Stored records:
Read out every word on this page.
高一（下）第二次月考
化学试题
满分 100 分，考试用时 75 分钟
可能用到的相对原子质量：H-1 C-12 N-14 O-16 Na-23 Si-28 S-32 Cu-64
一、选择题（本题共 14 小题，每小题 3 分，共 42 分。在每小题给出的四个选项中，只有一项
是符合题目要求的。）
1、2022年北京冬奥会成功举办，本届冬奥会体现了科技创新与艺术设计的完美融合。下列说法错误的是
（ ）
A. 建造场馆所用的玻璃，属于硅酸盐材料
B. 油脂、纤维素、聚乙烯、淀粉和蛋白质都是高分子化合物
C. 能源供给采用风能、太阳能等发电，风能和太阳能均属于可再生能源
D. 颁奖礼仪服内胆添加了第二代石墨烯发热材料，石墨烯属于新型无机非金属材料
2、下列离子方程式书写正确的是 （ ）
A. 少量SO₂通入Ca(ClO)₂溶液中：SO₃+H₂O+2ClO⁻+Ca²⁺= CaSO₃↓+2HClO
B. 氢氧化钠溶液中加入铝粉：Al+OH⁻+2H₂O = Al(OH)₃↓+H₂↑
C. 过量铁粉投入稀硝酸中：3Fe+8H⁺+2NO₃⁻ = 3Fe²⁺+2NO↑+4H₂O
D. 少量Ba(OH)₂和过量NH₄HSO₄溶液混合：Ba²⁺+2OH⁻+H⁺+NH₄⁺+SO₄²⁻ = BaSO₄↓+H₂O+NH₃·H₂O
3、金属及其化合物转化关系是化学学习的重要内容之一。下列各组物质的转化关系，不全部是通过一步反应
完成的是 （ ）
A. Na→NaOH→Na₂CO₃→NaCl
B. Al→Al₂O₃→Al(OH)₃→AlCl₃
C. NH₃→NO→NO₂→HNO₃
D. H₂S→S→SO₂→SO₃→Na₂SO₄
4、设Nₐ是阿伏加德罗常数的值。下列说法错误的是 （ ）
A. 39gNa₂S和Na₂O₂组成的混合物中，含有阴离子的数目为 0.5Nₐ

Instructions for the task: Output the listing above exactly as it appears.

Correct result:
Read out every word on this page.
高一（下）第二次月考
化学试题
满分 100 分，考试用时 75 分钟
可能用到的相对原子质量：H-1 C-12 N-14 O-16 Na-23 Si-28 S-32 Cu-64
一、选择题（本题共 14 小题，每小题 3 分，共 42 分。在每小题给出的四个选项中，只有一项
是符合题目要求的。）
1、2022年北京冬奥会成功举办，本届冬奥会体现了科技创新与艺术设计的完美融合。下列说法错误的是
（ ）
A. 建造场馆所用的玻璃，属于硅酸盐材料
B. 油脂、纤维素、聚乙烯、淀粉和蛋白质都是高分子化合物
C. 能源供给采用风能、太阳能等发电，风能和太阳能均属于可再生能源
D. 颁奖礼仪服内胆添加了第二代石墨烯发热材料，石墨烯属于新型无机非金属材料
2、下列离子方程式书写正确的是 （ ）
A. 少量SO₂通入Ca(ClO)₂溶液中：SO₃+H₂O+2ClO⁻+Ca²⁺= CaSO₃↓+2HClO
B. 氢氧化钠溶液中加入铝粉：Al+OH⁻+2H₂O = Al(OH)₃↓+H₂↑
C. 过量铁粉投入稀硝酸中：3Fe+8H⁺+2NO₃⁻ = 3Fe²⁺+2NO↑+4H₂O
D. 少量Ba(OH)₂和过量NH₄HSO₄溶液混合：Ba²⁺+2OH⁻+H⁺+NH₄⁺+SO₄²⁻ = BaSO₄↓+H₂O+NH₃·H₂O
3、金属及其化合物转化关系是化学学习的重要内容之一。下列各组物质的转化关系，不全部是通过一步反应
完成的是 （ ）
A. Na→NaOH→Na₂CO₃→NaCl
B. Al→Al₂O₃→Al(OH)₃→AlCl₃
C. NH₃→NO→NO₂→HNO₃
D. H₂S→S→SO₂→SO₃→Na₂SO₄
4、设Nₐ是阿伏加德罗常数的值。下列说法错误的是 （ ）
A. 39gNa₂S和Na₂O₂组成的混合物中，含有阴离子的数目为 0.5Nₐ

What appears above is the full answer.